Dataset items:
+++
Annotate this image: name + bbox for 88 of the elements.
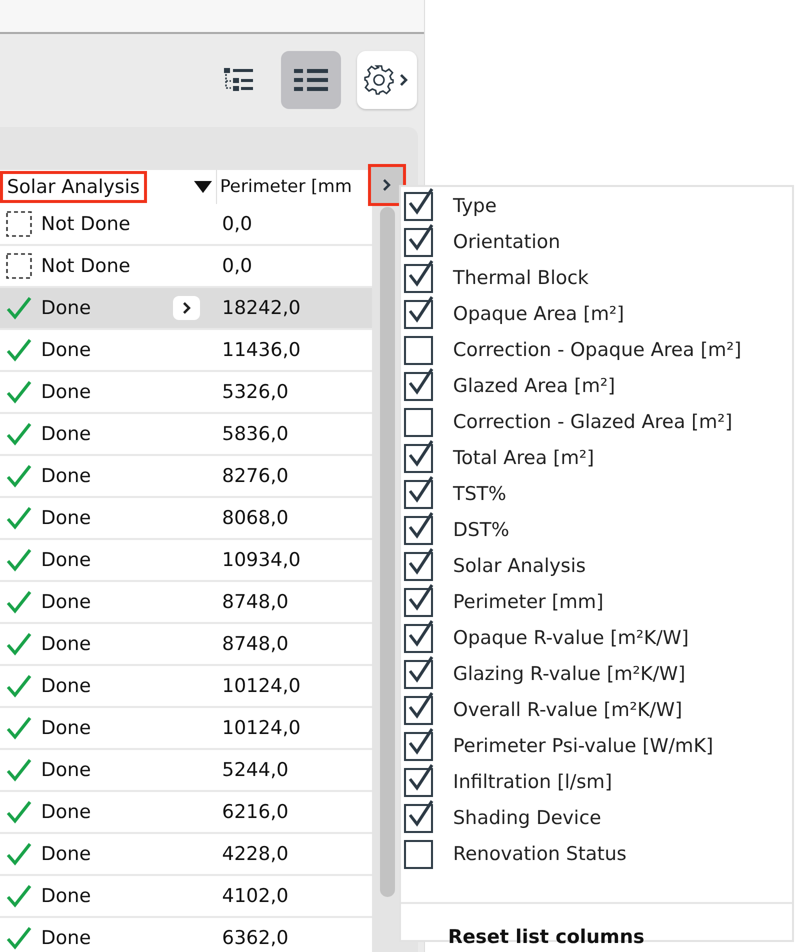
status-text: Done: [41, 717, 91, 739]
status-text: Done: [41, 633, 91, 655]
status-text: Not Done: [41, 213, 130, 235]
status-text: Done: [41, 885, 91, 907]
column-toggle[interactable]: Perimeter [mm]: [401, 584, 792, 620]
status-text: Done: [41, 927, 91, 949]
column-toggle[interactable]: Opaque Area [m²]: [401, 296, 792, 332]
chevron-right-icon: [382, 178, 392, 192]
status-text: Done: [41, 549, 91, 571]
perimeter-value: 8748,0: [222, 591, 288, 613]
row-open-button[interactable]: [173, 296, 200, 320]
column-toggle[interactable]: Total Area [m²]: [401, 440, 792, 476]
column-toggle[interactable]: Glazing R-value [m²K/W]: [401, 656, 792, 692]
perimeter-value: 8276,0: [222, 465, 288, 487]
status-text: Done: [41, 759, 91, 781]
checkbox[interactable]: [404, 408, 433, 436]
table-row[interactable]: Done 8276,0: [0, 456, 372, 498]
table-row[interactable]: Done 8068,0: [0, 498, 372, 540]
settings-button[interactable]: [357, 51, 417, 109]
column-toggle[interactable]: Overall R-value [m²K/W]: [401, 692, 792, 728]
table-row[interactable]: Done 11436,0: [0, 330, 372, 372]
reset-columns-button[interactable]: Reset list columns: [448, 926, 644, 948]
table-row[interactable]: Not Done 0,0: [0, 204, 372, 246]
perimeter-value: 10934,0: [222, 549, 301, 571]
table-row[interactable]: Done 4228,0: [0, 834, 372, 876]
column-menu-button[interactable]: [368, 164, 406, 206]
status-text: Done: [41, 591, 91, 613]
perimeter-value: 18242,0: [222, 297, 301, 319]
tree-list-icon: [223, 67, 255, 93]
column-toggle[interactable]: Glazed Area [m²]: [401, 368, 792, 404]
status-text: Done: [41, 381, 91, 403]
column-toggle[interactable]: Orientation: [401, 224, 792, 260]
table-row[interactable]: Done 8748,0: [0, 624, 372, 666]
column-toggle[interactable]: Thermal Block: [401, 260, 792, 296]
status-text: Done: [41, 465, 91, 487]
perimeter-value: 0,0: [222, 255, 252, 277]
status-text: Not Done: [41, 255, 130, 277]
perimeter-value: 10124,0: [222, 675, 301, 697]
perimeter-value: 10124,0: [222, 717, 301, 739]
perimeter-value: 4102,0: [222, 885, 288, 907]
column-toggle[interactable]: Infiltration [l/sm]: [401, 764, 792, 800]
perimeter-value: 8748,0: [222, 633, 288, 655]
perimeter-value: 0,0: [222, 213, 252, 235]
table-row[interactable]: Done 8748,0: [0, 582, 372, 624]
table-row[interactable]: Done 10124,0: [0, 666, 372, 708]
column-toggle[interactable]: Renovation Status: [401, 836, 792, 872]
checkbox[interactable]: [404, 840, 433, 868]
list-view-button[interactable]: [281, 51, 341, 109]
status-text: Done: [41, 843, 91, 865]
column-toggle[interactable]: Opaque R-value [m²K/W]: [401, 620, 792, 656]
column-toggle[interactable]: DST%: [401, 512, 792, 548]
sort-descending-icon[interactable]: [194, 180, 212, 194]
perimeter-value: 4228,0: [222, 843, 288, 865]
list-icon: [293, 67, 329, 93]
column-toggle[interactable]: Shading Device: [401, 800, 792, 836]
table-row[interactable]: Done 6362,0: [0, 918, 372, 952]
perimeter-value: 11436,0: [222, 339, 301, 361]
status-text: Done: [41, 297, 91, 319]
column-toggle[interactable]: Type: [401, 188, 792, 224]
perimeter-value: 6362,0: [222, 927, 288, 949]
perimeter-value: 6216,0: [222, 801, 288, 823]
table-row[interactable]: Done 10934,0: [0, 540, 372, 582]
table-row[interactable]: Done 4102,0: [0, 876, 372, 918]
column-header[interactable]: Solar Analysis: [0, 171, 147, 203]
perimeter-value: 8068,0: [222, 507, 288, 529]
column-toggle[interactable]: Correction - Opaque Area [m²]: [401, 332, 792, 368]
status-text: Done: [41, 801, 91, 823]
table-row[interactable]: Done 10124,0: [0, 708, 372, 750]
table-row[interactable]: Done 5326,0: [0, 372, 372, 414]
chevron-right-icon: [182, 301, 192, 315]
perimeter-value: 5244,0: [222, 759, 288, 781]
table-row[interactable]: Done 5836,0: [0, 414, 372, 456]
column-toggle[interactable]: Solar Analysis: [401, 548, 792, 584]
status-text: Done: [41, 507, 91, 529]
status-text: Done: [41, 675, 91, 697]
column-toggle[interactable]: TST%: [401, 476, 792, 512]
column-header[interactable]: Perimeter [mm: [217, 173, 355, 201]
status-text: Done: [41, 339, 91, 361]
status-text: Done: [41, 423, 91, 445]
table-row[interactable]: Done 6216,0: [0, 792, 372, 834]
perimeter-value: 5326,0: [222, 381, 288, 403]
checkbox[interactable]: [404, 336, 433, 364]
table-row[interactable]: Done 18242,0: [0, 288, 372, 330]
perimeter-value: 5836,0: [222, 423, 288, 445]
column-toggle[interactable]: Correction - Glazed Area [m²]: [401, 404, 792, 440]
column-toggle[interactable]: Perimeter Psi-value [W/mK]: [401, 728, 792, 764]
table-row[interactable]: Done 5244,0: [0, 750, 372, 792]
scrollbar[interactable]: [380, 207, 395, 897]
+++
• Your task
Copy the dataset item above line for line with no changes, and leave out the picture.

• Result
Annotate this image: name + bbox for 88 of the elements.
status-text: Done: [41, 717, 91, 739]
status-text: Done: [41, 633, 91, 655]
status-text: Not Done: [41, 213, 130, 235]
status-text: Done: [41, 885, 91, 907]
column-toggle[interactable]: Perimeter [mm]: [401, 584, 792, 620]
status-text: Done: [41, 927, 91, 949]
column-toggle[interactable]: Opaque Area [m²]: [401, 296, 792, 332]
chevron-right-icon: [382, 178, 392, 192]
status-text: Done: [41, 549, 91, 571]
perimeter-value: 8748,0: [222, 591, 288, 613]
row-open-button[interactable]: [173, 296, 200, 320]
column-toggle[interactable]: Total Area [m²]: [401, 440, 792, 476]
column-toggle[interactable]: Glazing R-value [m²K/W]: [401, 656, 792, 692]
perimeter-value: 8276,0: [222, 465, 288, 487]
status-text: Done: [41, 759, 91, 781]
checkbox[interactable]: [404, 408, 433, 436]
table-row[interactable]: Done 8276,0: [0, 456, 372, 498]
table-row[interactable]: Done 8068,0: [0, 498, 372, 540]
settings-button[interactable]: [357, 51, 417, 109]
column-toggle[interactable]: Overall R-value [m²K/W]: [401, 692, 792, 728]
table-row[interactable]: Done 11436,0: [0, 330, 372, 372]
reset-columns-button[interactable]: Reset list columns: [448, 926, 644, 948]
table-row[interactable]: Not Done 0,0: [0, 204, 372, 246]
perimeter-value: 10934,0: [222, 549, 301, 571]
table-row[interactable]: Done 4228,0: [0, 834, 372, 876]
column-menu-button[interactable]: [368, 164, 406, 206]
status-text: Done: [41, 591, 91, 613]
perimeter-value: 18242,0: [222, 297, 301, 319]
tree-list-icon: [223, 67, 255, 93]
column-toggle[interactable]: Glazed Area [m²]: [401, 368, 792, 404]
status-text: Done: [41, 381, 91, 403]
column-toggle[interactable]: Orientation: [401, 224, 792, 260]
table-row[interactable]: Done 8748,0: [0, 624, 372, 666]
column-toggle[interactable]: Thermal Block: [401, 260, 792, 296]
status-text: Done: [41, 465, 91, 487]
perimeter-value: 0,0: [222, 255, 252, 277]
status-text: Not Done: [41, 255, 130, 277]
perimeter-value: 10124,0: [222, 675, 301, 697]
perimeter-value: 10124,0: [222, 717, 301, 739]
perimeter-value: 4102,0: [222, 885, 288, 907]
column-toggle[interactable]: Infiltration [l/sm]: [401, 764, 792, 800]
perimeter-value: 8748,0: [222, 633, 288, 655]
perimeter-value: 0,0: [222, 213, 252, 235]
table-row[interactable]: Done 8748,0: [0, 582, 372, 624]
table-row[interactable]: Done 10124,0: [0, 666, 372, 708]
column-toggle[interactable]: Renovation Status: [401, 836, 792, 872]
checkbox[interactable]: [404, 840, 433, 868]
list-view-button[interactable]: [281, 51, 341, 109]
status-text: Done: [41, 843, 91, 865]
column-toggle[interactable]: Opaque R-value [m²K/W]: [401, 620, 792, 656]
column-toggle[interactable]: DST%: [401, 512, 792, 548]
sort-descending-icon[interactable]: [194, 180, 212, 194]
perimeter-value: 4228,0: [222, 843, 288, 865]
list-icon: [293, 67, 329, 93]
column-toggle[interactable]: Shading Device: [401, 800, 792, 836]
table-row[interactable]: Done 6362,0: [0, 918, 372, 952]
perimeter-value: 11436,0: [222, 339, 301, 361]
status-text: Done: [41, 297, 91, 319]
column-toggle[interactable]: Type: [401, 188, 792, 224]
perimeter-value: 6362,0: [222, 927, 288, 949]
perimeter-value: 6216,0: [222, 801, 288, 823]
table-row[interactable]: Done 10934,0: [0, 540, 372, 582]
table-row[interactable]: Done 4102,0: [0, 876, 372, 918]
column-header[interactable]: Solar Analysis: [0, 171, 147, 203]
perimeter-value: 8068,0: [222, 507, 288, 529]
column-toggle[interactable]: Correction - Opaque Area [m²]: [401, 332, 792, 368]
status-text: Done: [41, 801, 91, 823]
table-row[interactable]: Done 10124,0: [0, 708, 372, 750]
table-row[interactable]: Done 5326,0: [0, 372, 372, 414]
chevron-right-icon: [182, 301, 192, 315]
perimeter-value: 5244,0: [222, 759, 288, 781]
table-row[interactable]: Done 5836,0: [0, 414, 372, 456]
column-toggle[interactable]: Solar Analysis: [401, 548, 792, 584]
status-text: Done: [41, 507, 91, 529]
status-text: Done: [41, 675, 91, 697]
column-toggle[interactable]: TST%: [401, 476, 792, 512]
column-header[interactable]: Perimeter [mm: [217, 173, 355, 201]
status-text: Done: [41, 339, 91, 361]
status-text: Done: [41, 423, 91, 445]
table-row[interactable]: Done 6216,0: [0, 792, 372, 834]
perimeter-value: 5326,0: [222, 381, 288, 403]
checkbox[interactable]: [404, 336, 433, 364]
table-row[interactable]: Done 18242,0: [0, 288, 372, 330]
perimeter-value: 5836,0: [222, 423, 288, 445]
column-toggle[interactable]: Correction - Glazed Area [m²]: [401, 404, 792, 440]
column-toggle[interactable]: Perimeter Psi-value [W/mK]: [401, 728, 792, 764]
table-row[interactable]: Done 5244,0: [0, 750, 372, 792]
scrollbar[interactable]: [380, 207, 395, 897]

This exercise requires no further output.